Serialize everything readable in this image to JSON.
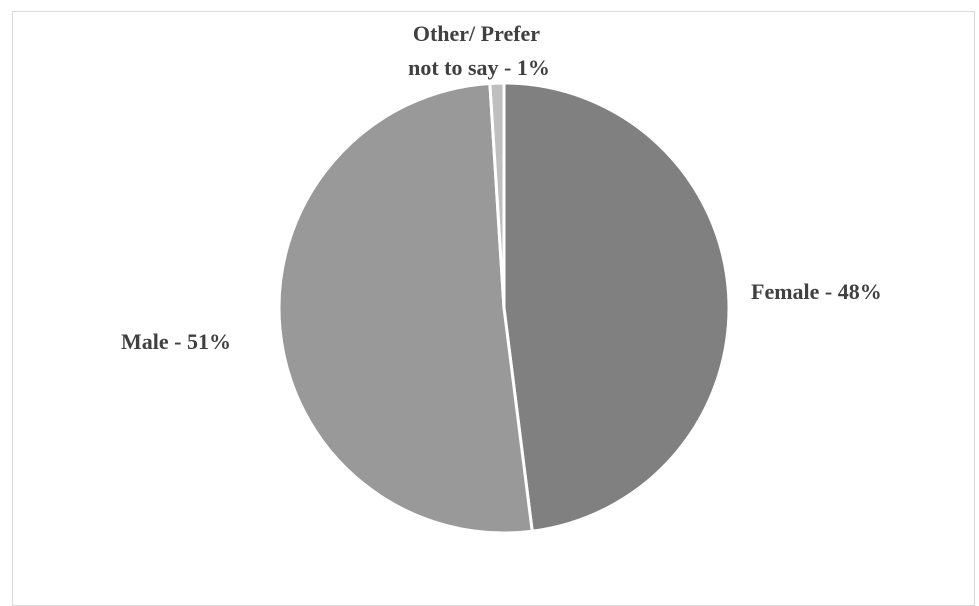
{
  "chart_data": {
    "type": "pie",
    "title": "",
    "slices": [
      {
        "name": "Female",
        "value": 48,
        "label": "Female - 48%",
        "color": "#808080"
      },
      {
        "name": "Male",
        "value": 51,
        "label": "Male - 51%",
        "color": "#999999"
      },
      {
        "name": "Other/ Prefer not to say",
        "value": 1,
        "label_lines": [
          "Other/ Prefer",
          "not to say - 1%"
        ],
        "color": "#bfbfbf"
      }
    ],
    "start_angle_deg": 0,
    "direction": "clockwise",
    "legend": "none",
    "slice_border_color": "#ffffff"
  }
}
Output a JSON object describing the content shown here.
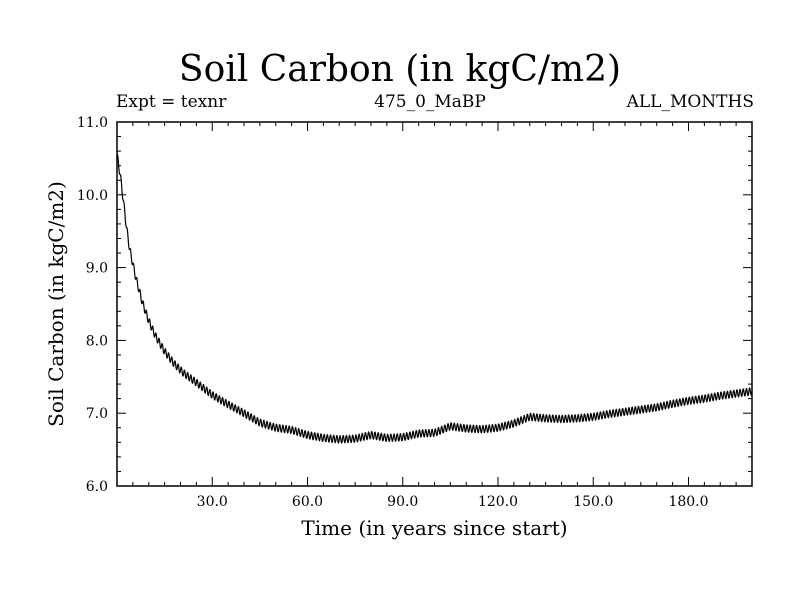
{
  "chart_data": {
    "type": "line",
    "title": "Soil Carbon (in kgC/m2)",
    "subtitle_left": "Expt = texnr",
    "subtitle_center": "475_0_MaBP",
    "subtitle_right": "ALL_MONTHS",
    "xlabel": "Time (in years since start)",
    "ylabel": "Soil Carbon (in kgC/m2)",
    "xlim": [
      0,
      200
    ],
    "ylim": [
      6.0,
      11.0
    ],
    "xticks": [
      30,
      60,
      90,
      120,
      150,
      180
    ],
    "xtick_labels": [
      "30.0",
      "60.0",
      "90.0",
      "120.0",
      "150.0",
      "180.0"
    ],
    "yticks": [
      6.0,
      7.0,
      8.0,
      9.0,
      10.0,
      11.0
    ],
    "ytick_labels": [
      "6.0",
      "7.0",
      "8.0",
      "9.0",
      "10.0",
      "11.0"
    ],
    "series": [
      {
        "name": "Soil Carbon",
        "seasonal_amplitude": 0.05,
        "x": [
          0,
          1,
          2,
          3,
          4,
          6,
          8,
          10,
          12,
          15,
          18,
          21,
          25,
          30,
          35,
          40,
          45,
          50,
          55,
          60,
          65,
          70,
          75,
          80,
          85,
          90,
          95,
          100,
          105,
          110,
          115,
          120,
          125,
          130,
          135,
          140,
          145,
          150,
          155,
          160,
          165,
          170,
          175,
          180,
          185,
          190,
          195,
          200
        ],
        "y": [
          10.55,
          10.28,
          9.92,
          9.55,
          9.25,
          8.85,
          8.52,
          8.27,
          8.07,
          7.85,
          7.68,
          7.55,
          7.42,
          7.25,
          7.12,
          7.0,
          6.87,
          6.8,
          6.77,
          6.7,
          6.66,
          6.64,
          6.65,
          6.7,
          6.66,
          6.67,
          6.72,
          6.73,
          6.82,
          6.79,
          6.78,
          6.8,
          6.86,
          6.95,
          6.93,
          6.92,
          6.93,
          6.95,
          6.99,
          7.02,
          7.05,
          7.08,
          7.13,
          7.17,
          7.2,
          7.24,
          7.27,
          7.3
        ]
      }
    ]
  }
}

AIM: Give the material again exactly as it is, but keep the pictures out.

RESPONSE FOR THIS EXERCISE:
Serialize everything readable in this image to JSON.
{
  "chart_data": {
    "type": "pie",
    "title": "",
    "slices": [
      {
        "name": "Female",
        "value": 48,
        "label": "Female - 48%",
        "color": "#808080"
      },
      {
        "name": "Male",
        "value": 51,
        "label": "Male - 51%",
        "color": "#999999"
      },
      {
        "name": "Other/ Prefer not to say",
        "value": 1,
        "label_lines": [
          "Other/ Prefer",
          "not to say - 1%"
        ],
        "color": "#bfbfbf"
      }
    ],
    "start_angle_deg": 0,
    "direction": "clockwise",
    "legend": "none",
    "slice_border_color": "#ffffff"
  }
}
Output a JSON object describing the content shown here.
{
  "chart_data": {
    "type": "line",
    "title": "Soil Carbon (in kgC/m2)",
    "subtitle_left": "Expt = texnr",
    "subtitle_center": "475_0_MaBP",
    "subtitle_right": "ALL_MONTHS",
    "xlabel": "Time (in years since start)",
    "ylabel": "Soil Carbon (in kgC/m2)",
    "xlim": [
      0,
      200
    ],
    "ylim": [
      6.0,
      11.0
    ],
    "xticks": [
      30,
      60,
      90,
      120,
      150,
      180
    ],
    "xtick_labels": [
      "30.0",
      "60.0",
      "90.0",
      "120.0",
      "150.0",
      "180.0"
    ],
    "yticks": [
      6.0,
      7.0,
      8.0,
      9.0,
      10.0,
      11.0
    ],
    "ytick_labels": [
      "6.0",
      "7.0",
      "8.0",
      "9.0",
      "10.0",
      "11.0"
    ],
    "series": [
      {
        "name": "Soil Carbon",
        "seasonal_amplitude": 0.05,
        "x": [
          0,
          1,
          2,
          3,
          4,
          6,
          8,
          10,
          12,
          15,
          18,
          21,
          25,
          30,
          35,
          40,
          45,
          50,
          55,
          60,
          65,
          70,
          75,
          80,
          85,
          90,
          95,
          100,
          105,
          110,
          115,
          120,
          125,
          130,
          135,
          140,
          145,
          150,
          155,
          160,
          165,
          170,
          175,
          180,
          185,
          190,
          195,
          200
        ],
        "y": [
          10.55,
          10.28,
          9.92,
          9.55,
          9.25,
          8.85,
          8.52,
          8.27,
          8.07,
          7.85,
          7.68,
          7.55,
          7.42,
          7.25,
          7.12,
          7.0,
          6.87,
          6.8,
          6.77,
          6.7,
          6.66,
          6.64,
          6.65,
          6.7,
          6.66,
          6.67,
          6.72,
          6.73,
          6.82,
          6.79,
          6.78,
          6.8,
          6.86,
          6.95,
          6.93,
          6.92,
          6.93,
          6.95,
          6.99,
          7.02,
          7.05,
          7.08,
          7.13,
          7.17,
          7.2,
          7.24,
          7.27,
          7.3
        ]
      }
    ]
  }
}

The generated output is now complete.